Given instruction |
Answer these questions about the Christian Unity Sunday reflection below:
(a) What does Green say it represents?
(b) In which month did Pope Francis meet and pray with the Archbishop of Canterbury?
(c) In what year was the first female bishop consecrated in the Anglican Communion?

Given passage |
Reflection for Sunday, January 22, 2017 by Marc Caissy

Reflection for Sunday, January 22, 2017 by Marc Caissy
Third Sunday in Ordinary Time

For printable version: Reflection – Jan 22, 2017


A reflection on Christian Unity Sunday (A OT3) by Marc Caissy
Is 8:23-9:3; 1 Cor 1:10-13,17;  Mt 4:12-23


Welcome to Christian Unity Sunday.  Today’s reflection opens with a classic children’s story about naughty colours.

Once upon a time, the world of colours was in turmoil.  Each colour claimed it was the most important, the most useful.

Green said: “I represent life and hope.  I am the colour of the plant kingdom. Without me, all animals would die.”

Blue interrupted: “What about sea and sky? Isn’t water the basis of life?  Without me, there would be no life.”

Yellow boasted: “You’re all so wrong. I bring light and energy, and lots of it.  Without me, earth would slide into darkness and die.”

The other colours bickered on.  Suddenly, between threatening storm clouds, the sun broke through and scolded them: “You childish colours, you fight among yourselves, trying to lord it over the rest.  Don’t you realize that you are all aspects of one colour only?  Stop quarreling, open your hearts and do the right thing.”

Pope Francis was busy this fall doing just that.  For example, in September, he traveled to Assisi to celebrate the 30th anniversary of the milestone 1986 Prayer for Peace ecumenical gathering.  In October, he met and prayed with the Archbishop of Canterbury.  Later that month, Francis participated in the 500th anniversary commemorations of the Protestant Reformation.

What an amazing follow-up to a recent joint declaration by the Vatican and the Lutheran World Federation.  It enjoined us to acknowledge that Martin Luther “wanted to reform the church, not splinter it.”  “After five centuries, the declaration noted, Christians may find it easier to see and experience their differences, but the world is in need of a united Christian witness, and the season for that is now.”[1]

And so, we pray for forgiveness and unity.  Why?  Perhaps to solve one of the current problems facing Christianity today: the “Christian Paradox”.

On the one hand, budding friendships have grown where only hostility existed before.  Who could have imagined in 1965 that the American Bishops’ Committee on Ecumenism would hold  meetings in the headquarters of the Evangelical Lutheran Church?   Christians everywhere are finding more opportunities to pray together and engage in joint projects to help the poor and needy. These bonds are, in the words of an eminent Vatican ecumenical expert, “The true fruits…even more important than the fruits gathered in (official) documents. We have rediscovered ourselves as brothers and sisters in Christ.”[2]

On the other hand, the prospect of full unity between Christian communities seems more distant now than at the end of Vatican II.   For example, in the Anglican Communion, the ordination of female priests in the USA led to the consecration of the first female bishop in 1989.  What were considered major steps in the right direction by many, appeared to others as further obstacles to forgiveness and unity.  Meanwhile, tensions increased in our own all too fractured Catholic world.

(Items in a dataset)

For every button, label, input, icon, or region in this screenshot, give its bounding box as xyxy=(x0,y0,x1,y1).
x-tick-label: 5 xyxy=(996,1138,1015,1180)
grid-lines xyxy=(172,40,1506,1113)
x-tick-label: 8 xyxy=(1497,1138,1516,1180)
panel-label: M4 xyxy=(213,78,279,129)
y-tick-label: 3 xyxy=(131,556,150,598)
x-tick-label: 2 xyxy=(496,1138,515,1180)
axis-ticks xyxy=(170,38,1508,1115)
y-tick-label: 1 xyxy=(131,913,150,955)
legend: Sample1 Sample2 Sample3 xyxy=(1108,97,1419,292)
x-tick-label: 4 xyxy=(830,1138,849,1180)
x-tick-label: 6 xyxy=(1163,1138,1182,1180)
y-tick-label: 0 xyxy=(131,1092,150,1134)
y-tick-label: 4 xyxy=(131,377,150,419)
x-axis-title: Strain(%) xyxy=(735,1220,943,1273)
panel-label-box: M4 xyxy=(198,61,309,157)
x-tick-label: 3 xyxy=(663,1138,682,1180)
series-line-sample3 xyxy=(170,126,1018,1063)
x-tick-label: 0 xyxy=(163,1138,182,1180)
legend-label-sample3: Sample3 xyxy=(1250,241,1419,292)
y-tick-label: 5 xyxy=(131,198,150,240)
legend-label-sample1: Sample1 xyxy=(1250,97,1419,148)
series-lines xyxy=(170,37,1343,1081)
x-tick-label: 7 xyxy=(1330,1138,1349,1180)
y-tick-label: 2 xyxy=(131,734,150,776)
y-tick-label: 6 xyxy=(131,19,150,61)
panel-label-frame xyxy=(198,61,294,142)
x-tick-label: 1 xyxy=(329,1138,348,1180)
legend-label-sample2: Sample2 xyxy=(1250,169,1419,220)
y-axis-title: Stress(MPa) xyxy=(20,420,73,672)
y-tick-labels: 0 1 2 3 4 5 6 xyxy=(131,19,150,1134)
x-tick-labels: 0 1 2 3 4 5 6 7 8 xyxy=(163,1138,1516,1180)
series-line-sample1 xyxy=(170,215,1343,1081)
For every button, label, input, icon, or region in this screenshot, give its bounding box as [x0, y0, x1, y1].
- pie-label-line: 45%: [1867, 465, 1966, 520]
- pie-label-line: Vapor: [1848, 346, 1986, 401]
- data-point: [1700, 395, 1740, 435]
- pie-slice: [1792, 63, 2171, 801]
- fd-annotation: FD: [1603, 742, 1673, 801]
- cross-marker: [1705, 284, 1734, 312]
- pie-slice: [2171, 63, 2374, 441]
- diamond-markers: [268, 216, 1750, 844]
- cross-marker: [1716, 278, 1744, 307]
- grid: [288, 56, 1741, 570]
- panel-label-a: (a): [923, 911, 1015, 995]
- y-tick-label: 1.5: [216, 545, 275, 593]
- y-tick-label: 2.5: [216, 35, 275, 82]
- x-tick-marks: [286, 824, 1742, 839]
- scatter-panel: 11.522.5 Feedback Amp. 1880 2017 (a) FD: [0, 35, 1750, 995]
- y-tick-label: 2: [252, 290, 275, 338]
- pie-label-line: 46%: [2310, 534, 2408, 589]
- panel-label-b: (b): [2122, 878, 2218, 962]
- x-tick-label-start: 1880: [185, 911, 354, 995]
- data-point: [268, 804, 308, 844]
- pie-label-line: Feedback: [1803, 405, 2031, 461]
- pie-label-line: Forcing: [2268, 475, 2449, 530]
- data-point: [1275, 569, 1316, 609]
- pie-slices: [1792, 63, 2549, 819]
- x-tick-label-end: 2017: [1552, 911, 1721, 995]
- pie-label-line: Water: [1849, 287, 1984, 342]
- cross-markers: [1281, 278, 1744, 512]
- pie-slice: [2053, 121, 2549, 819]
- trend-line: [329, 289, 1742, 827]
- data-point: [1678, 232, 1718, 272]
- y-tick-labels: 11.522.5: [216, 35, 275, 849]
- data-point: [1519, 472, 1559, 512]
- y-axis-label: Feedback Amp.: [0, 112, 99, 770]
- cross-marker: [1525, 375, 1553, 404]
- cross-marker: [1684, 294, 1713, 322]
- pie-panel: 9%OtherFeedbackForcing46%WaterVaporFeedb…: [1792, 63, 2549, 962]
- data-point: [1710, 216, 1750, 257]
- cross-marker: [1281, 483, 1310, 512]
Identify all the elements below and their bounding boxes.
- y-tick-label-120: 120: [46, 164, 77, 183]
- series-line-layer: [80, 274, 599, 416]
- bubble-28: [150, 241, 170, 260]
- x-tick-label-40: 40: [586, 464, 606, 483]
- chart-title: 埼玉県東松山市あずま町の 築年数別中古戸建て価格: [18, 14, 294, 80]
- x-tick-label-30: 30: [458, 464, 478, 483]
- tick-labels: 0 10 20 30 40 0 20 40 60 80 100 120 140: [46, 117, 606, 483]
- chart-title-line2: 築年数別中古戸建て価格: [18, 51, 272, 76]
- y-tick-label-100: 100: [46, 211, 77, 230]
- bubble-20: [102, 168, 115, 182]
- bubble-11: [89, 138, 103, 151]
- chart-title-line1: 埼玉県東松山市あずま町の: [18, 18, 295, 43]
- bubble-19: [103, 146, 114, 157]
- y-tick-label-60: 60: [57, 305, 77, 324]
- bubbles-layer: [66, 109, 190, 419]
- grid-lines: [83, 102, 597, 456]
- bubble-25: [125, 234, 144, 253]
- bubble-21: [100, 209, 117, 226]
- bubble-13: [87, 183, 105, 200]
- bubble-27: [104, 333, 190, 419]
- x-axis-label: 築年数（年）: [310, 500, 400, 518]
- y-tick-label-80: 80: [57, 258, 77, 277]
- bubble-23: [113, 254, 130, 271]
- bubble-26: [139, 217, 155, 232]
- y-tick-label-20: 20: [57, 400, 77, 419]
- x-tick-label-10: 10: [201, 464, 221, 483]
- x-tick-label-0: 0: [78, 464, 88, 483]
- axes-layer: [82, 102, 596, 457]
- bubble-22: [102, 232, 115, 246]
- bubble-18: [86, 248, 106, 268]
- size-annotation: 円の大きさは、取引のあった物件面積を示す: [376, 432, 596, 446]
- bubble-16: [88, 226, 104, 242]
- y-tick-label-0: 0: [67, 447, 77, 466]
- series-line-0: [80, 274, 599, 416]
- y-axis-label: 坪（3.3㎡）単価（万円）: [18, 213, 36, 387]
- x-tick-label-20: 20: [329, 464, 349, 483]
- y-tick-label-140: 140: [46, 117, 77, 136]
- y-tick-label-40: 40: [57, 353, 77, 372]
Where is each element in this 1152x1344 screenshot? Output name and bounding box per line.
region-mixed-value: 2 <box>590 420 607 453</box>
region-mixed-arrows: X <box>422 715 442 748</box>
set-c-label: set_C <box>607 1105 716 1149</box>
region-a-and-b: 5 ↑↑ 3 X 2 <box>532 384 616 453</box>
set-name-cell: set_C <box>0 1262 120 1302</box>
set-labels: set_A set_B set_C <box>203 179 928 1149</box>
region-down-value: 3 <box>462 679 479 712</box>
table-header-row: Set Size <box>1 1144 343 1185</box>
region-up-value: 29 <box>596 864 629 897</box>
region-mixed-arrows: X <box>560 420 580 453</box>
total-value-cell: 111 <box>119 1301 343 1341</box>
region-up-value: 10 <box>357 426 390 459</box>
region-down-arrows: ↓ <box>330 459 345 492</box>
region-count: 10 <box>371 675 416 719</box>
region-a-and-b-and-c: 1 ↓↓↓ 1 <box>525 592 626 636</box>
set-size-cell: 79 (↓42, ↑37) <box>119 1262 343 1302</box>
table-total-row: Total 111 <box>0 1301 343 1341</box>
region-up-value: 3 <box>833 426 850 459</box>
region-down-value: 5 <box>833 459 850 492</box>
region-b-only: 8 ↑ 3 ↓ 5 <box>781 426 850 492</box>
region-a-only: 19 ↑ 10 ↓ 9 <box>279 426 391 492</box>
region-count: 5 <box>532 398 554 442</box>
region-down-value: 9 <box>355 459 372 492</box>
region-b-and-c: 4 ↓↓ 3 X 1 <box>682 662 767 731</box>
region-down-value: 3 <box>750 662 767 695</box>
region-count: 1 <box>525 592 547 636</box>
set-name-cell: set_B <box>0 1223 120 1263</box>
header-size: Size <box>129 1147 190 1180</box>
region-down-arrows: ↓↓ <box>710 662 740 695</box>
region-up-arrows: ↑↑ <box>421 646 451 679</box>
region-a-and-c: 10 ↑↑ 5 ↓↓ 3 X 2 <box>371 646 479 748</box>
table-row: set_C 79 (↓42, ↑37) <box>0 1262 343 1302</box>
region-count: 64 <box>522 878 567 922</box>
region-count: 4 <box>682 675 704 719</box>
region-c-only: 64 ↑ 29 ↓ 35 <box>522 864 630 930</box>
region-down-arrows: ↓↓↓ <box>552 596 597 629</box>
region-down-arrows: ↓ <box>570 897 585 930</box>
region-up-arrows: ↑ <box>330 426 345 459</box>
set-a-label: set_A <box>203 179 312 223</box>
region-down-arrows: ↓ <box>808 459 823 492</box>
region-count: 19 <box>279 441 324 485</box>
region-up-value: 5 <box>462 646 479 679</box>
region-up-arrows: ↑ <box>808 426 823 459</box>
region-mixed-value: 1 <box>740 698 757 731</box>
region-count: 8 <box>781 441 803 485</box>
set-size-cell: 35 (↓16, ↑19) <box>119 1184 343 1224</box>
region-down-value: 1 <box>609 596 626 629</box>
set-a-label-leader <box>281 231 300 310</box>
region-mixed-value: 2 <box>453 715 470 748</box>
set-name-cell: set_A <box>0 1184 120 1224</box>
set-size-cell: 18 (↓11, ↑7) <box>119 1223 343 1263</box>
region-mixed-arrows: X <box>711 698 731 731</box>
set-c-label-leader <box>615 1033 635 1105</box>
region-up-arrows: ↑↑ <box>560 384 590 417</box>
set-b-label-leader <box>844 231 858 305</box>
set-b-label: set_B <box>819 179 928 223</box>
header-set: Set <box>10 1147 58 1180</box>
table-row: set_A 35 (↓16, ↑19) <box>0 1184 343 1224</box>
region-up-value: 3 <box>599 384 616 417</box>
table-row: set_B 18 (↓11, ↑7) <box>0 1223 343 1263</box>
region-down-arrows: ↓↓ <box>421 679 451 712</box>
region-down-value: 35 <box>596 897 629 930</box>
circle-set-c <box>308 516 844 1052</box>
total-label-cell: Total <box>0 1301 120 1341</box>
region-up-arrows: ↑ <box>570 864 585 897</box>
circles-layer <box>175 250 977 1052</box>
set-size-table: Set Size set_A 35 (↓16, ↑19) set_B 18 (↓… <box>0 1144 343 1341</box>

Task result |
(a) Life and hope
(b) October
(c) 1989